=== Required work ===
In the records below, find each line with the word "right" and copy it.
* begin Records for processing *
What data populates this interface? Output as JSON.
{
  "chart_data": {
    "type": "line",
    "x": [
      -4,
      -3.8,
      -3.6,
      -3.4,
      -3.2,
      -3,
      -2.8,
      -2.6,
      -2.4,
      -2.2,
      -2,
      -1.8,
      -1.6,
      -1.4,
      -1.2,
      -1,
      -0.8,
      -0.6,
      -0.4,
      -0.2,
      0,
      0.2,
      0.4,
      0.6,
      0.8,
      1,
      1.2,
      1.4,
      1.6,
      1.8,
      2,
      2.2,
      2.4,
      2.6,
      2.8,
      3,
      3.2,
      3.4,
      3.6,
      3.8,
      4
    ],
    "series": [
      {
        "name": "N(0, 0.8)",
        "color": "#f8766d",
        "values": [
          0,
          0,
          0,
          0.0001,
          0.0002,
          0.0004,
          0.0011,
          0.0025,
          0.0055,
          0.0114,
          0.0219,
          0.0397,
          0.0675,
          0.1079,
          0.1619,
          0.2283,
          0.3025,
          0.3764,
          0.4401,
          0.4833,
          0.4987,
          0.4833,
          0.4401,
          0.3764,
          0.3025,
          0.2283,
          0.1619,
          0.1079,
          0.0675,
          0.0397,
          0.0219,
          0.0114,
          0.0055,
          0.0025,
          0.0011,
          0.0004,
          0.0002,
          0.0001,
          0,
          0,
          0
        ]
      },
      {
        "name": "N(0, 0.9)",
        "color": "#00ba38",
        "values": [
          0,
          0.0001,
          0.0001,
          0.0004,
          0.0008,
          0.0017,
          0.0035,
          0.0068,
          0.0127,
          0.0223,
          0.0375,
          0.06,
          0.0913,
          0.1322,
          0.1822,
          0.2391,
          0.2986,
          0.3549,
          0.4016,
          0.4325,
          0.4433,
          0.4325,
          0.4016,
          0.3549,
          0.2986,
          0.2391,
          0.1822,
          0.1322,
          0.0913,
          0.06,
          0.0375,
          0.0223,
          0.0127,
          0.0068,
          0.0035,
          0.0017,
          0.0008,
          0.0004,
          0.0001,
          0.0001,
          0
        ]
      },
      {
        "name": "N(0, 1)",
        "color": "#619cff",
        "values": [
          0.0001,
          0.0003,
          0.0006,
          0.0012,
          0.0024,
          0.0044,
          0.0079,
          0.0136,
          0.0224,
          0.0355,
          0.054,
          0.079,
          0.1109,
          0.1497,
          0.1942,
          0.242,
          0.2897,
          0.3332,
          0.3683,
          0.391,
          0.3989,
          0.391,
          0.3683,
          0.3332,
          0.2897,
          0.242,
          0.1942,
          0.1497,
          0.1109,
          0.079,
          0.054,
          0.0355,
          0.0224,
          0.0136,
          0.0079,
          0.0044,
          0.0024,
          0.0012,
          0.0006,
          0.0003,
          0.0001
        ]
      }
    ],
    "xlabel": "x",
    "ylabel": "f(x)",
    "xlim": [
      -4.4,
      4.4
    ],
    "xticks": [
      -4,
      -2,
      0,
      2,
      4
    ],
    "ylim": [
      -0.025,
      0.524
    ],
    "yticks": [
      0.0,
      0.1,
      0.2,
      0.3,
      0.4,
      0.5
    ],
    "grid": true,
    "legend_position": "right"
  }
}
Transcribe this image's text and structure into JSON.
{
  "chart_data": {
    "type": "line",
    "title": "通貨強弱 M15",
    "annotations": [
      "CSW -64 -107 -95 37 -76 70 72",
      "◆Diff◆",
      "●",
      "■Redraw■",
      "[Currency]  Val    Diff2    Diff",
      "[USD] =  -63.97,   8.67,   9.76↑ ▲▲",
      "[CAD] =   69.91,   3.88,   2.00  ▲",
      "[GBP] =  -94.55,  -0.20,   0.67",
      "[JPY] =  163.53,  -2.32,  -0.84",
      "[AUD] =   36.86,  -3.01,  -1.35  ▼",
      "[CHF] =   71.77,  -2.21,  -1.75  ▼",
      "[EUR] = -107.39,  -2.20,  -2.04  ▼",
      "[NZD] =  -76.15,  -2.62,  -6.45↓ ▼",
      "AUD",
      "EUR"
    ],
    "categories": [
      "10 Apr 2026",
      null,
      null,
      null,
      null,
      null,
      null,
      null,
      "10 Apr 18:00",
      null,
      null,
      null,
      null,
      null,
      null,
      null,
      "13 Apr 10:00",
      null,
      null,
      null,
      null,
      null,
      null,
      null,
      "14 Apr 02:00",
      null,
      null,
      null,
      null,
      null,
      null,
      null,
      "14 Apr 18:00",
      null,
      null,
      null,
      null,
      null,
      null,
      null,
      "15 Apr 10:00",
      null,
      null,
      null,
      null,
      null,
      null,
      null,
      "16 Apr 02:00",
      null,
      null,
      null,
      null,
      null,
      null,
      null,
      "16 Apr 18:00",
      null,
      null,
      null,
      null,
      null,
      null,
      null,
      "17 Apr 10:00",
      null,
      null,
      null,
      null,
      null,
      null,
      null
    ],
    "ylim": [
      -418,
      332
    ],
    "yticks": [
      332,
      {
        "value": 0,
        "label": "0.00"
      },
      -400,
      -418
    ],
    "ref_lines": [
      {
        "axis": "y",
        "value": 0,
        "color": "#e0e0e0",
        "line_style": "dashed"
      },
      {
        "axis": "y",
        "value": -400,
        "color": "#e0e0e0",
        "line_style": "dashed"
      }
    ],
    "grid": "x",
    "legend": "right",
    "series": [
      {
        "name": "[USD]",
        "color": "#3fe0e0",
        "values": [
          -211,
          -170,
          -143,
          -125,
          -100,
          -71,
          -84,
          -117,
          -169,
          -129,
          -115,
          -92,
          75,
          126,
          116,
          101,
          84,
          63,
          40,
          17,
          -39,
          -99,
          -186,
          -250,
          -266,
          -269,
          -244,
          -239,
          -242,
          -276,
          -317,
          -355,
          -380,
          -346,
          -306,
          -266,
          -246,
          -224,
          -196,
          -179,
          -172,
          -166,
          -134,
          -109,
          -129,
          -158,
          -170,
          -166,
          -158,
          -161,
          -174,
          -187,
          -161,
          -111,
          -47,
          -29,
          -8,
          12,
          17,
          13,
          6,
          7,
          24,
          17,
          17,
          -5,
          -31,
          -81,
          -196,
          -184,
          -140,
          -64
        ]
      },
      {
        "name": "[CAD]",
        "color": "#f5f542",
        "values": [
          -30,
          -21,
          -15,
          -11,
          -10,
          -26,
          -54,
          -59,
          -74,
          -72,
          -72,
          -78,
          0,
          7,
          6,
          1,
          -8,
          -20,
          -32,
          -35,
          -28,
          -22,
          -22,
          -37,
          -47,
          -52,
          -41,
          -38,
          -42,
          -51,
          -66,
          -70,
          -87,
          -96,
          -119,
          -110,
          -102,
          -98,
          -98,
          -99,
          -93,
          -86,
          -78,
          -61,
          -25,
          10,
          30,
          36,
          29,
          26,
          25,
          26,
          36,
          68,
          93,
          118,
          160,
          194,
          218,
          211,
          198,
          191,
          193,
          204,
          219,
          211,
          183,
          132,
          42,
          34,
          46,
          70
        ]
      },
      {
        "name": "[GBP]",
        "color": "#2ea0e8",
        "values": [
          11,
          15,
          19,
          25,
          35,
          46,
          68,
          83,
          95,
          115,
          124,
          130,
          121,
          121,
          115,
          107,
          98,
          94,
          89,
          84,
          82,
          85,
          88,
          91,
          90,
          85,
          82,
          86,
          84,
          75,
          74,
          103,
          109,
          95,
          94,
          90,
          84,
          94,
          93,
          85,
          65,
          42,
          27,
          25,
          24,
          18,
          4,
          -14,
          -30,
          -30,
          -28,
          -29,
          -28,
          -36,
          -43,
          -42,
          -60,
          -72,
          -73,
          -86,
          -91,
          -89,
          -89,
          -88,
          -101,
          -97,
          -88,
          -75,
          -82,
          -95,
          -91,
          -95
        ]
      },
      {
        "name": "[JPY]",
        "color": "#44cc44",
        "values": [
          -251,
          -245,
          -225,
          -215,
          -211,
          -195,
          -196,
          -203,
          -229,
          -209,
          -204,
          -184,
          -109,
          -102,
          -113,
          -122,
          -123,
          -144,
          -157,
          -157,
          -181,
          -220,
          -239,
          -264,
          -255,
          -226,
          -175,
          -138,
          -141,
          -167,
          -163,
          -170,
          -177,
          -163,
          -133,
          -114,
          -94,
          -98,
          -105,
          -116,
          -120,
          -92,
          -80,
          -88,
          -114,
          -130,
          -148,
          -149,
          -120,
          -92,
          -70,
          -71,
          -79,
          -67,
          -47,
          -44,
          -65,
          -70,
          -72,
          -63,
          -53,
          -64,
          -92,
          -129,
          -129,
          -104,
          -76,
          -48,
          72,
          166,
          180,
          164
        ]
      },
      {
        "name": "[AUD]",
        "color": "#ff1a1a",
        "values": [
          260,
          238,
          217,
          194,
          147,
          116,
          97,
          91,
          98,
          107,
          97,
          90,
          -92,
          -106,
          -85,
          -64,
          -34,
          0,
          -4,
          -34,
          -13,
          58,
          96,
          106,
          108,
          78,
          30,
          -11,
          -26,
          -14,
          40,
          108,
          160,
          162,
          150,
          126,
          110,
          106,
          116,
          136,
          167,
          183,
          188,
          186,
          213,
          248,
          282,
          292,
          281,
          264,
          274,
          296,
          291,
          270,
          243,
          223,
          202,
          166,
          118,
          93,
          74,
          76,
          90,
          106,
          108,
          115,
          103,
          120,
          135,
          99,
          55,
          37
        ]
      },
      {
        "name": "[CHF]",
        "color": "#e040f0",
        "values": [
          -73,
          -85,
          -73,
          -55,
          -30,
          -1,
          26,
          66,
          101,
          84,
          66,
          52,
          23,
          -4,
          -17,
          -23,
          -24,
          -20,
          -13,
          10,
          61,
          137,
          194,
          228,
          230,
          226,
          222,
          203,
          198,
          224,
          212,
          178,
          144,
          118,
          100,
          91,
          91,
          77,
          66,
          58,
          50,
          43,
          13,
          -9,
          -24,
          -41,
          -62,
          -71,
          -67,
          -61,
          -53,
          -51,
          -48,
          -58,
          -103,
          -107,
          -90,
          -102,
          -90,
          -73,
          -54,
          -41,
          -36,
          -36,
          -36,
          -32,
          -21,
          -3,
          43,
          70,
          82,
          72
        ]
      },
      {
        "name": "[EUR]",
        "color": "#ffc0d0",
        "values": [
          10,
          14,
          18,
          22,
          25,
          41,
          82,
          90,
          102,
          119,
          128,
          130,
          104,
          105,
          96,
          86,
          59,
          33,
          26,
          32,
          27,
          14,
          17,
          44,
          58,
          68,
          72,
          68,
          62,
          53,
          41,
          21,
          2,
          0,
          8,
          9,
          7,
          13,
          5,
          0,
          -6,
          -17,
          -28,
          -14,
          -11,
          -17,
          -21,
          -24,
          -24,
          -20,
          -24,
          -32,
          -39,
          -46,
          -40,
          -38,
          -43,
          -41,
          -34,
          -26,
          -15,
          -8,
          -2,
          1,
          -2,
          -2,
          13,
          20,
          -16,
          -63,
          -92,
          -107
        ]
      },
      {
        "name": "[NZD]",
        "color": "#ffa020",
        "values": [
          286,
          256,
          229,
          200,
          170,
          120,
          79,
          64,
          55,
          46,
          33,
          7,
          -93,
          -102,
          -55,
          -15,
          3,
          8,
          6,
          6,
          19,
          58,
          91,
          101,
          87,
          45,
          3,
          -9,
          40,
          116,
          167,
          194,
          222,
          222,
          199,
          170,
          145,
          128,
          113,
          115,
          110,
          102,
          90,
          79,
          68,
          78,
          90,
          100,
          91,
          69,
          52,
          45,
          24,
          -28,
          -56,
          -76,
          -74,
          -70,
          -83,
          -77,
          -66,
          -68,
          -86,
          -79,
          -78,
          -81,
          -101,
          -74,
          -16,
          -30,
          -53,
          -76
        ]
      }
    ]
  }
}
* end Records for processing *
=== Written solution ===
    "legend_position": "right"
    "legend": "right",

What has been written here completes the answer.